** begin Raw records **
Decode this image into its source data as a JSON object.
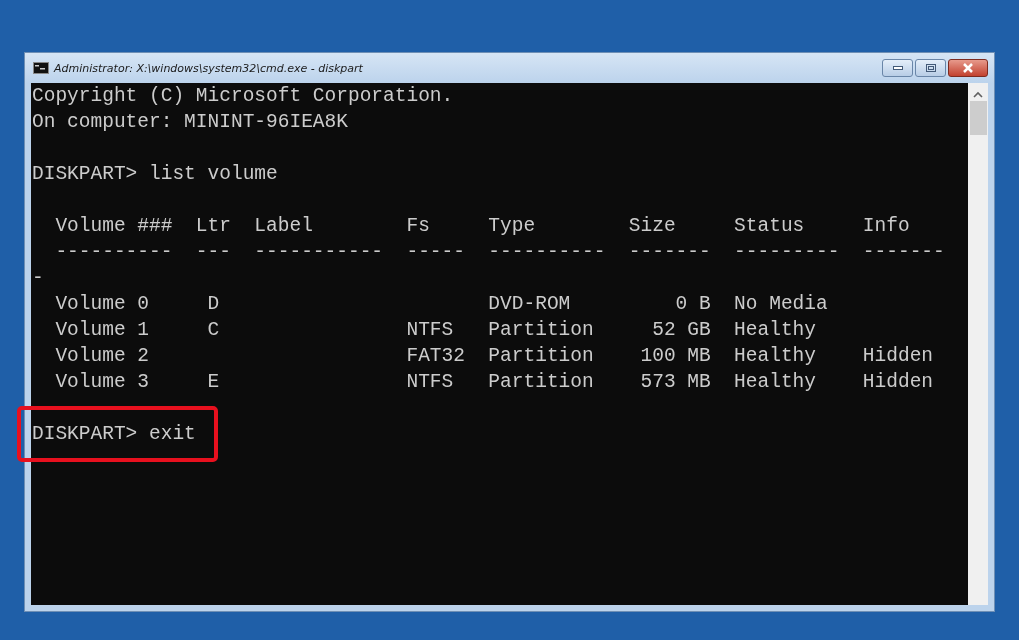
{
  "window": {
    "title": "Administrator: X:\\windows\\system32\\cmd.exe - diskpart"
  },
  "console": {
    "blocks": [
      {
        "lines": [
          "Copyright (C) Microsoft Corporation.",
          "On computer: MININT-96IEA8K"
        ],
        "highlighted": false
      },
      {
        "lines": [
          "DISKPART> list volume"
        ],
        "highlighted": false
      },
      {
        "lines": [
          "  Volume ###  Ltr  Label        Fs     Type        Size     Status     Info",
          "  ----------  ---  -----------  -----  ----------  -------  ---------  -------",
          "-",
          "  Volume 0     D                       DVD-ROM         0 B  No Media",
          "  Volume 1     C                NTFS   Partition     52 GB  Healthy",
          "  Volume 2                      FAT32  Partition    100 MB  Healthy    Hidden",
          "  Volume 3     E                NTFS   Partition    573 MB  Healthy    Hidden"
        ],
        "highlighted": false
      },
      {
        "lines": [
          "DISKPART> exit"
        ],
        "highlighted": true
      }
    ]
  }
}
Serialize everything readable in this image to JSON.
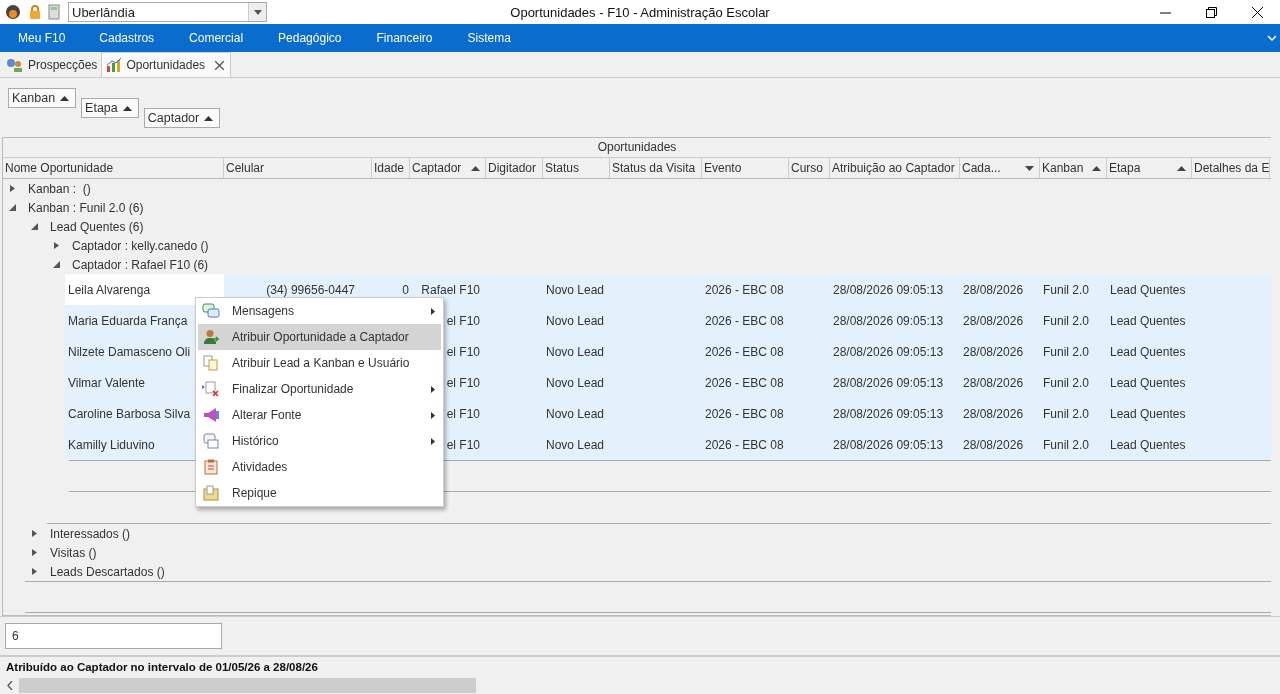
{
  "titlebar": {
    "city": "Uberlândia",
    "title": "Oportunidades - F10 - Administração Escolar"
  },
  "menu": [
    "Meu F10",
    "Cadastros",
    "Comercial",
    "Pedagógico",
    "Financeiro",
    "Sistema"
  ],
  "tabs": [
    {
      "label": "Prospecções",
      "selected": false
    },
    {
      "label": "Oportunidades",
      "selected": true
    }
  ],
  "group_by": [
    {
      "label": "Kanban",
      "descending": false
    },
    {
      "label": "Etapa",
      "descending": false
    },
    {
      "label": "Captador",
      "descending": false
    }
  ],
  "grid": {
    "band": "Oportunidades",
    "columns": [
      {
        "label": "Nome Oportunidade",
        "sorted": false
      },
      {
        "label": "Celular",
        "sorted": false
      },
      {
        "label": "Idade",
        "sorted": false
      },
      {
        "label": "Captador",
        "sorted": true,
        "descending": false
      },
      {
        "label": "Digitador",
        "sorted": false
      },
      {
        "label": "Status",
        "sorted": false
      },
      {
        "label": "Status da Visita",
        "sorted": false
      },
      {
        "label": "Evento",
        "sorted": false
      },
      {
        "label": "Curso",
        "sorted": false
      },
      {
        "label": "Atribuição ao Captador",
        "sorted": false
      },
      {
        "label": "Cada...",
        "sorted": true,
        "descending": true
      },
      {
        "label": "Kanban",
        "sorted": true,
        "descending": false
      },
      {
        "label": "Etapa",
        "sorted": true,
        "descending": false
      },
      {
        "label": "Detalhes da E",
        "sorted": false
      }
    ],
    "tree": [
      {
        "label": "Kanban :  ()",
        "expanded": false
      },
      {
        "label": "Kanban : Funil 2.0 (6)",
        "expanded": true,
        "children": [
          {
            "label": "Lead Quentes (6)",
            "expanded": true,
            "children": [
              {
                "label": "Captador : kelly.canedo ()",
                "expanded": false
              },
              {
                "label": "Captador : Rafael F10 (6)",
                "expanded": true,
                "rows": [
                  {
                    "selected": true,
                    "focused": true,
                    "nome": "Leila Alvarenga",
                    "celular": "(34) 99656-0447",
                    "idade": "0",
                    "captador": "Rafael F10",
                    "status": "Novo Lead",
                    "evento": "2026 - EBC 08",
                    "atribuicao": "28/08/2026 09:05:13",
                    "cada": "28/08/2026",
                    "kanban": "Funil 2.0",
                    "etapa": "Lead Quentes"
                  },
                  {
                    "selected": true,
                    "focused": false,
                    "nome": "Maria Eduarda França",
                    "captador": "el F10",
                    "status": "Novo Lead",
                    "evento": "2026 - EBC 08",
                    "atribuicao": "28/08/2026 09:05:13",
                    "cada": "28/08/2026",
                    "kanban": "Funil 2.0",
                    "etapa": "Lead Quentes"
                  },
                  {
                    "selected": true,
                    "focused": false,
                    "nome": "Nilzete Damasceno Oli",
                    "captador": "el F10",
                    "status": "Novo Lead",
                    "evento": "2026 - EBC 08",
                    "atribuicao": "28/08/2026 09:05:13",
                    "cada": "28/08/2026",
                    "kanban": "Funil 2.0",
                    "etapa": "Lead Quentes"
                  },
                  {
                    "selected": true,
                    "focused": false,
                    "nome": "Vilmar Valente",
                    "captador": "el F10",
                    "status": "Novo Lead",
                    "evento": "2026 - EBC 08",
                    "atribuicao": "28/08/2026 09:05:13",
                    "cada": "28/08/2026",
                    "kanban": "Funil 2.0",
                    "etapa": "Lead Quentes"
                  },
                  {
                    "selected": true,
                    "focused": false,
                    "nome": "Caroline Barbosa Silva",
                    "captador": "el F10",
                    "status": "Novo Lead",
                    "evento": "2026 - EBC 08",
                    "atribuicao": "28/08/2026 09:05:13",
                    "cada": "28/08/2026",
                    "kanban": "Funil 2.0",
                    "etapa": "Lead Quentes"
                  },
                  {
                    "selected": true,
                    "focused": false,
                    "nome": "Kamilly Liduvino",
                    "captador": "el F10",
                    "status": "Novo Lead",
                    "evento": "2026 - EBC 08",
                    "atribuicao": "28/08/2026 09:05:13",
                    "cada": "28/08/2026",
                    "kanban": "Funil 2.0",
                    "etapa": "Lead Quentes"
                  }
                ]
              }
            ]
          },
          {
            "label": "Interessados ()",
            "expanded": false
          },
          {
            "label": "Visitas ()",
            "expanded": false
          },
          {
            "label": "Leads Descartados ()",
            "expanded": false
          }
        ]
      }
    ]
  },
  "context_menu": [
    {
      "label": "Mensagens",
      "submenu": true,
      "selected": false
    },
    {
      "label": "Atribuir Oportunidade a Captador",
      "submenu": false,
      "selected": true
    },
    {
      "label": "Atribuir Lead a Kanban e Usuário",
      "submenu": false,
      "selected": false
    },
    {
      "label": "Finalizar Oportunidade",
      "submenu": true,
      "selected": false
    },
    {
      "label": "Alterar Fonte",
      "submenu": true,
      "selected": false
    },
    {
      "label": "Histórico",
      "submenu": true,
      "selected": false
    },
    {
      "label": "Atividades",
      "submenu": false,
      "selected": false
    },
    {
      "label": "Repique",
      "submenu": false,
      "selected": false
    }
  ],
  "footer": {
    "search_value": "6",
    "status": "Atribuído ao Captador no intervalo de 01/05/26 a 28/08/26"
  }
}
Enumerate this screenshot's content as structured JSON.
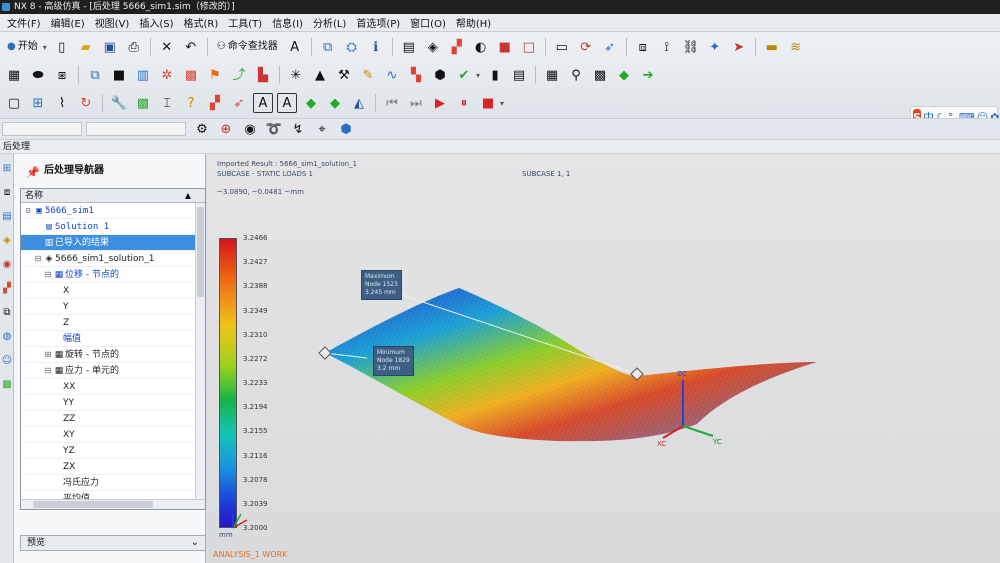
{
  "window": {
    "title": "NX 8 - 高级仿真 - [后处理 5666_sim1.sim（修改的）]"
  },
  "menubar": [
    "文件(F)",
    "编辑(E)",
    "视图(V)",
    "插入(S)",
    "格式(R)",
    "工具(T)",
    "信息(I)",
    "分析(L)",
    "首选项(P)",
    "窗口(O)",
    "帮助(H)"
  ],
  "toolbar": {
    "start_label": "开始",
    "command_finder_label": "命令查找器",
    "rows": [
      [
        "new-icon",
        "open-icon",
        "save-icon",
        "print-icon",
        "close-icon",
        "undo-icon"
      ],
      [
        "display-icon",
        "move-icon",
        "layer-icon",
        "view-icon",
        "snap-icon",
        "render-icon"
      ],
      [
        "grid-icon",
        "clip-icon",
        "mesh-icon",
        "wrench-icon",
        "check-icon",
        "play-icon"
      ]
    ]
  },
  "ime": {
    "logo": "S",
    "label": "中"
  },
  "cue_line": "后处理",
  "navigator": {
    "title": "后处理导航器",
    "column_header": "名称",
    "preview_label": "预览",
    "tree": [
      {
        "level": 0,
        "text": "5666_sim1",
        "expander": "⊟",
        "icon": "▣",
        "style": "blue"
      },
      {
        "level": 1,
        "text": "Solution 1",
        "expander": "",
        "icon": "▤",
        "style": "blue"
      },
      {
        "level": 1,
        "text": "已导入的结果",
        "expander": "",
        "icon": "▥",
        "style": "sel"
      },
      {
        "level": 1,
        "text": "5666_sim1_solution_1",
        "expander": "⊟",
        "icon": "◈",
        "style": "plain"
      },
      {
        "level": 2,
        "text": "位移 - 节点的",
        "expander": "⊟",
        "icon": "▦",
        "style": "bluecn"
      },
      {
        "level": 3,
        "text": "X",
        "expander": "",
        "icon": "",
        "style": "plain"
      },
      {
        "level": 3,
        "text": "Y",
        "expander": "",
        "icon": "",
        "style": "plain"
      },
      {
        "level": 3,
        "text": "Z",
        "expander": "",
        "icon": "",
        "style": "plain"
      },
      {
        "level": 3,
        "text": "幅值",
        "expander": "",
        "icon": "",
        "style": "bluecn"
      },
      {
        "level": 2,
        "text": "旋转 - 节点的",
        "expander": "⊞",
        "icon": "▦",
        "style": "plain"
      },
      {
        "level": 2,
        "text": "应力 - 单元的",
        "expander": "⊟",
        "icon": "▦",
        "style": "plain"
      },
      {
        "level": 3,
        "text": "XX",
        "expander": "",
        "icon": "",
        "style": "plain"
      },
      {
        "level": 3,
        "text": "YY",
        "expander": "",
        "icon": "",
        "style": "plain"
      },
      {
        "level": 3,
        "text": "ZZ",
        "expander": "",
        "icon": "",
        "style": "plain"
      },
      {
        "level": 3,
        "text": "XY",
        "expander": "",
        "icon": "",
        "style": "plain"
      },
      {
        "level": 3,
        "text": "YZ",
        "expander": "",
        "icon": "",
        "style": "plain"
      },
      {
        "level": 3,
        "text": "ZX",
        "expander": "",
        "icon": "",
        "style": "plain"
      },
      {
        "level": 3,
        "text": "冯氏应力",
        "expander": "",
        "icon": "",
        "style": "plain"
      },
      {
        "level": 3,
        "text": "平均值",
        "expander": "",
        "icon": "",
        "style": "plain"
      }
    ]
  },
  "viewport": {
    "header_line1": "Imported Result : 5666_sim1_solution_1",
    "header_line2": "SUBCASE - STATIC LOADS 1",
    "header_center": "SUBCASE 1, 1",
    "header_line3": "~3.0890, ~0.0481 ~mm",
    "legend_values": [
      "3.2466",
      "3.2427",
      "3.2388",
      "3.2349",
      "3.2310",
      "3.2272",
      "3.2233",
      "3.2194",
      "3.2155",
      "3.2116",
      "3.2078",
      "3.2039",
      "3.2000"
    ],
    "legend_unit": "mm",
    "callout_max": [
      "Maximum",
      "Node 1523",
      "3.245 mm"
    ],
    "callout_min": [
      "Minimum",
      "Node 1829",
      "3.2 mm"
    ],
    "axis_labels": {
      "xc": "XC",
      "yc": "YC",
      "zc": "ZC"
    },
    "status": "ANALYSIS_1 WORK"
  },
  "colors": {
    "accent": "#3d8fe0",
    "status": "#e0701a",
    "titlebar": "#1f1f1f"
  }
}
** end Raw records **
• Instruction: Exactly how many lines in the data above contain the word "SUBCASE"? Respond with the number and nothing more.

• Full solution: 2